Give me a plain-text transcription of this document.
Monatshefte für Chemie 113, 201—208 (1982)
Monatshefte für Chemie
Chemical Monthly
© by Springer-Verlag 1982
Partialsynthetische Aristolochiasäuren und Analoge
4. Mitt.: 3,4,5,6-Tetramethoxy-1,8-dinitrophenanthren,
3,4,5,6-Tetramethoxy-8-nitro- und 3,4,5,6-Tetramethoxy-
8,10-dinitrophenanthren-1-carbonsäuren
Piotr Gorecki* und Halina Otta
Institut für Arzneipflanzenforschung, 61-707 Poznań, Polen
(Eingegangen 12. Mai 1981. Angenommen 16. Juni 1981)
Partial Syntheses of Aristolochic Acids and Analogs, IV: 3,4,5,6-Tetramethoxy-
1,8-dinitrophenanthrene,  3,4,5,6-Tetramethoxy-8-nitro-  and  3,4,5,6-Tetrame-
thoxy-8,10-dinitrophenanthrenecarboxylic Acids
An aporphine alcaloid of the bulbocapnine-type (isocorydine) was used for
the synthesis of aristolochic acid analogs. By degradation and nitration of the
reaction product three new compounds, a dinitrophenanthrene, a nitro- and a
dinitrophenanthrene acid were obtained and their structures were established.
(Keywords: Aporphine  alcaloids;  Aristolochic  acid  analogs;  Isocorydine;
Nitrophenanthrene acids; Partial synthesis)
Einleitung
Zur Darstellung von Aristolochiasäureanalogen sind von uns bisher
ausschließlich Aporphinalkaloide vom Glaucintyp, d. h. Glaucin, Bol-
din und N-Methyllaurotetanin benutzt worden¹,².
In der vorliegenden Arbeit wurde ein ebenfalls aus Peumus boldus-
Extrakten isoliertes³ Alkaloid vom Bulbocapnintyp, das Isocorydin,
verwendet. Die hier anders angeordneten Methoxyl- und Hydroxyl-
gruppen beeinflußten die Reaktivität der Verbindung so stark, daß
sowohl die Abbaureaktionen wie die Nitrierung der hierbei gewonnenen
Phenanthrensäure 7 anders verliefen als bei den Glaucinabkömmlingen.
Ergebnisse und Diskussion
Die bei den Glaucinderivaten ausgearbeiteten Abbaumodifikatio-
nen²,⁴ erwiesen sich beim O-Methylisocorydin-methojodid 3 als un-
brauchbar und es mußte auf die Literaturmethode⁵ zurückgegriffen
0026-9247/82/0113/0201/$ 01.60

= = = =

• [What you have to do]: Set down all the entries again, word for word.

• [Exercise result]:
Give me a plain-text transcription of this document.
Monatshefte für Chemie 113, 201—208 (1982)
Monatshefte für Chemie
Chemical Monthly
© by Springer-Verlag 1982
Partialsynthetische Aristolochiasäuren und Analoge
4. Mitt.: 3,4,5,6-Tetramethoxy-1,8-dinitrophenanthren,
3,4,5,6-Tetramethoxy-8-nitro- und 3,4,5,6-Tetramethoxy-
8,10-dinitrophenanthren-1-carbonsäuren
Piotr Gorecki* und Halina Otta
Institut für Arzneipflanzenforschung, 61-707 Poznań, Polen
(Eingegangen 12. Mai 1981. Angenommen 16. Juni 1981)
Partial Syntheses of Aristolochic Acids and Analogs, IV: 3,4,5,6-Tetramethoxy-
1,8-dinitrophenanthrene,  3,4,5,6-Tetramethoxy-8-nitro-  and  3,4,5,6-Tetrame-
thoxy-8,10-dinitrophenanthrenecarboxylic Acids
An aporphine alcaloid of the bulbocapnine-type (isocorydine) was used for
the synthesis of aristolochic acid analogs. By degradation and nitration of the
reaction product three new compounds, a dinitrophenanthrene, a nitro- and a
dinitrophenanthrene acid were obtained and their structures were established.
(Keywords: Aporphine  alcaloids;  Aristolochic  acid  analogs;  Isocorydine;
Nitrophenanthrene acids; Partial synthesis)
Einleitung
Zur Darstellung von Aristolochiasäureanalogen sind von uns bisher
ausschließlich Aporphinalkaloide vom Glaucintyp, d. h. Glaucin, Bol-
din und N-Methyllaurotetanin benutzt worden¹,².
In der vorliegenden Arbeit wurde ein ebenfalls aus Peumus boldus-
Extrakten isoliertes³ Alkaloid vom Bulbocapnintyp, das Isocorydin,
verwendet. Die hier anders angeordneten Methoxyl- und Hydroxyl-
gruppen beeinflußten die Reaktivität der Verbindung so stark, daß
sowohl die Abbaureaktionen wie die Nitrierung der hierbei gewonnenen
Phenanthrensäure 7 anders verliefen als bei den Glaucinabkömmlingen.
Ergebnisse und Diskussion
Die bei den Glaucinderivaten ausgearbeiteten Abbaumodifikatio-
nen²,⁴ erwiesen sich beim O-Methylisocorydin-methojodid 3 als un-
brauchbar und es mußte auf die Literaturmethode⁵ zurückgegriffen
0026-9247/82/0113/0201/$ 01.60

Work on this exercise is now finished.